▶ Entries provided
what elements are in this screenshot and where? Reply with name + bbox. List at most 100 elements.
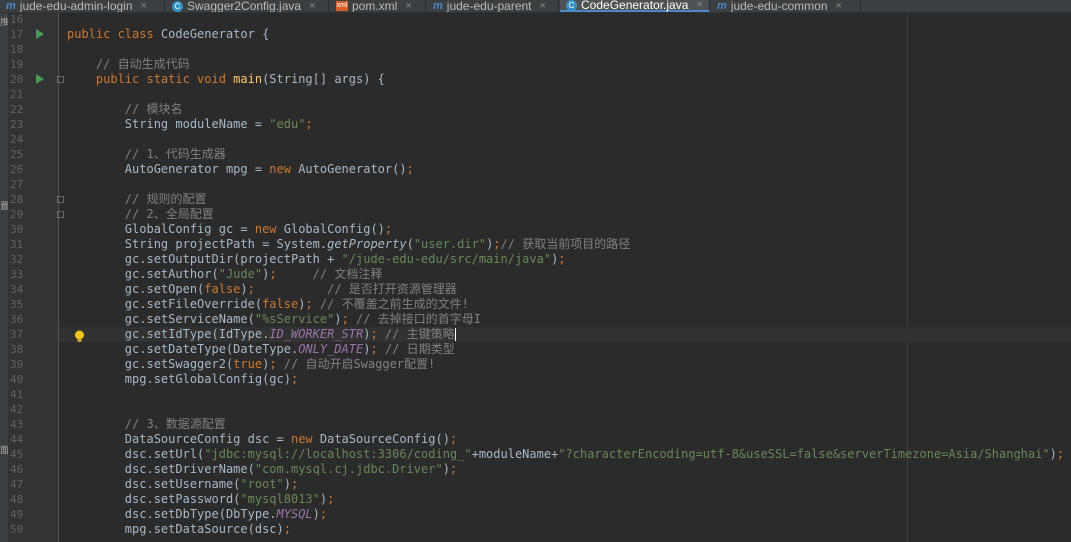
code-token: +moduleName+ xyxy=(471,447,559,461)
code-token: // 文档注释 xyxy=(312,267,383,281)
close-tab-icon[interactable]: × xyxy=(696,0,702,11)
tab-label: jude-edu-parent xyxy=(446,0,532,13)
code-token: ID_WORKER_STR xyxy=(269,327,364,341)
side-panel-label[interactable]: 面 xyxy=(0,443,9,456)
tab-codegenerator-java[interactable]: C CodeGenerator.java × xyxy=(560,0,710,12)
tab-jude-edu-admin-login[interactable]: m jude-edu-admin-login × xyxy=(0,0,165,12)
code-line[interactable]: dsc.setPassword("mysql8013"); xyxy=(67,492,335,507)
code-token: "jdbc:mysql://localhost:3306/coding_" xyxy=(204,447,472,461)
code-token: ; xyxy=(269,267,313,281)
tab-jude-edu-parent[interactable]: m jude-edu-parent × xyxy=(427,0,559,12)
code-line[interactable]: gc.setSwagger2(true); // 自动开启Swagger配置! xyxy=(67,357,435,372)
line-number: 24 xyxy=(10,133,24,146)
tab-pom-xml[interactable]: xml pom.xml × xyxy=(330,0,426,12)
line-number: 36 xyxy=(10,313,24,326)
code-line[interactable]: gc.setFileOverride(false); // 不覆盖之前生成的文件… xyxy=(67,297,469,312)
line-number: 18 xyxy=(10,43,24,56)
close-tab-icon[interactable]: × xyxy=(141,0,147,12)
fold-toggle-icon[interactable] xyxy=(57,211,64,218)
tab-label: jude-edu-admin-login xyxy=(19,0,133,13)
code-token: // 1、代码生成器 xyxy=(67,147,226,161)
code-token: dsc.setPassword( xyxy=(67,492,241,506)
tab-jude-edu-common[interactable]: m jude-edu-common × xyxy=(711,0,861,12)
run-gutter-icon[interactable] xyxy=(36,74,44,84)
close-tab-icon[interactable]: × xyxy=(540,0,546,12)
code-line[interactable]: // 1、代码生成器 xyxy=(67,147,226,162)
code-line[interactable]: DataSourceConfig dsc = new DataSourceCon… xyxy=(67,432,457,447)
code-line[interactable]: mpg.setDataSource(dsc); xyxy=(67,522,291,537)
tab-swagger2config-java[interactable]: C Swagger2Config.java × xyxy=(166,0,329,12)
code-line[interactable]: mpg.setGlobalConfig(gc); xyxy=(67,372,298,387)
line-number: 21 xyxy=(10,88,24,101)
code-line[interactable]: gc.setOpen(false); // 是否打开资源管理器 xyxy=(67,282,457,297)
code-token: // 模块名 xyxy=(67,102,183,116)
code-token: ) xyxy=(334,312,342,326)
code-line[interactable]: String moduleName = "edu"; xyxy=(67,117,313,132)
code-token: gc.setSwagger2( xyxy=(67,357,234,371)
code-token: ; xyxy=(327,492,335,506)
code-token: ; xyxy=(406,162,414,176)
run-gutter-icon[interactable] xyxy=(36,29,44,39)
gutter-separator xyxy=(58,13,59,542)
code-token: // 自动开启Swagger配置! xyxy=(283,357,436,371)
code-token: "user.dir" xyxy=(413,237,487,251)
line-number: 47 xyxy=(10,478,24,491)
side-panel-label[interactable]: 推 xyxy=(0,15,9,28)
code-token: ; xyxy=(305,117,313,131)
code-token: // 获取当前项目的路径 xyxy=(500,237,631,251)
code-token: "edu" xyxy=(269,117,306,131)
code-token: false xyxy=(262,297,299,311)
code-line[interactable]: // 模块名 xyxy=(67,102,183,117)
code-token: mpg.setDataSource(dsc) xyxy=(67,522,284,536)
line-number: 23 xyxy=(10,118,24,131)
java-class-icon: C xyxy=(566,0,577,11)
close-tab-icon[interactable]: × xyxy=(405,0,411,12)
code-line[interactable]: // 规则的配置 xyxy=(67,192,207,207)
code-line[interactable]: gc.setOutputDir(projectPath + "/jude-edu… xyxy=(67,252,566,267)
code-line[interactable]: AutoGenerator mpg = new AutoGenerator(); xyxy=(67,162,414,177)
code-line[interactable]: GlobalConfig gc = new GlobalConfig(); xyxy=(67,222,392,237)
code-line[interactable]: gc.setIdType(IdType.ID_WORKER_STR); // 主… xyxy=(67,327,456,342)
line-number: 17 xyxy=(10,28,24,41)
code-token: ; xyxy=(449,462,458,476)
code-line[interactable]: // 自动生成代码 xyxy=(67,57,190,72)
code-token: String moduleName = xyxy=(67,117,270,131)
code-line[interactable]: dsc.setUsername("root"); xyxy=(67,477,298,492)
code-token: gc.setOpen( xyxy=(67,282,205,296)
side-panel-label[interactable]: 置 xyxy=(0,199,9,212)
code-token: ; xyxy=(290,477,299,491)
tab-label: CodeGenerator.java xyxy=(581,0,689,12)
code-line[interactable]: dsc.setUrl("jdbc:mysql://localhost:3306/… xyxy=(67,447,1064,462)
code-line[interactable]: // 3、数据源配置 xyxy=(67,417,226,432)
code-line[interactable]: dsc.setDriverName("com.mysql.cj.jdbc.Dri… xyxy=(67,462,457,477)
right-margin-guide xyxy=(907,13,908,542)
close-tab-icon[interactable]: × xyxy=(309,0,315,12)
line-number: 32 xyxy=(10,253,24,266)
code-token: ; xyxy=(341,312,357,326)
line-number: 38 xyxy=(10,343,24,356)
tab-label: pom.xml xyxy=(352,0,398,13)
code-line[interactable]: public static void main(String[] args) { xyxy=(67,72,385,87)
close-tab-icon[interactable]: × xyxy=(836,0,842,12)
line-number: 39 xyxy=(10,358,24,371)
code-token: dsc.setDbType(DbType. xyxy=(67,507,277,521)
code-token: new xyxy=(269,162,299,176)
code-token: "?characterEncoding=utf-8&useSSL=false&s… xyxy=(558,447,1050,461)
code-token: dsc.setUrl( xyxy=(67,447,205,461)
fold-toggle-icon[interactable] xyxy=(57,76,64,83)
code-line[interactable]: dsc.setDbType(DbType.MYSQL); xyxy=(67,507,327,522)
code-token: "Jude" xyxy=(218,267,263,281)
code-token: new xyxy=(290,432,320,446)
code-line[interactable]: String projectPath = System.getProperty(… xyxy=(67,237,630,252)
fold-toggle-icon[interactable] xyxy=(57,196,64,203)
code-line[interactable]: gc.setDateType(DateType.ONLY_DATE); // 日… xyxy=(67,342,455,357)
code-line[interactable]: gc.setAuthor("Jude"); // 文档注释 xyxy=(67,267,383,282)
maven-pom-icon: xml xyxy=(336,1,348,11)
code-line[interactable]: public class CodeGenerator { xyxy=(67,27,269,42)
code-token: "/jude-edu-edu/src/main/java" xyxy=(341,252,552,266)
code-token: // 是否打开资源管理器 xyxy=(327,282,457,296)
side-tool-strip: 推置面 xyxy=(0,13,9,542)
line-number: 27 xyxy=(10,178,24,191)
code-line[interactable]: gc.setServiceName("%sService"); // 去掉接口的… xyxy=(67,312,481,327)
code-line[interactable]: // 2、全局配置 xyxy=(67,207,214,222)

▶ Aim
Collect every line of the items above that contains the word "java".

▶ Reply
tab-codegenerator-java[interactable]: C CodeGenerator.java × xyxy=(560,0,710,12)
tab-swagger2config-java[interactable]: C Swagger2Config.java × xyxy=(166,0,329,12)
java-class-icon: C xyxy=(566,0,577,11)
tab-label: CodeGenerator.java xyxy=(581,0,689,12)
code-token: "/jude-edu-edu/src/main/java" xyxy=(341,252,552,266)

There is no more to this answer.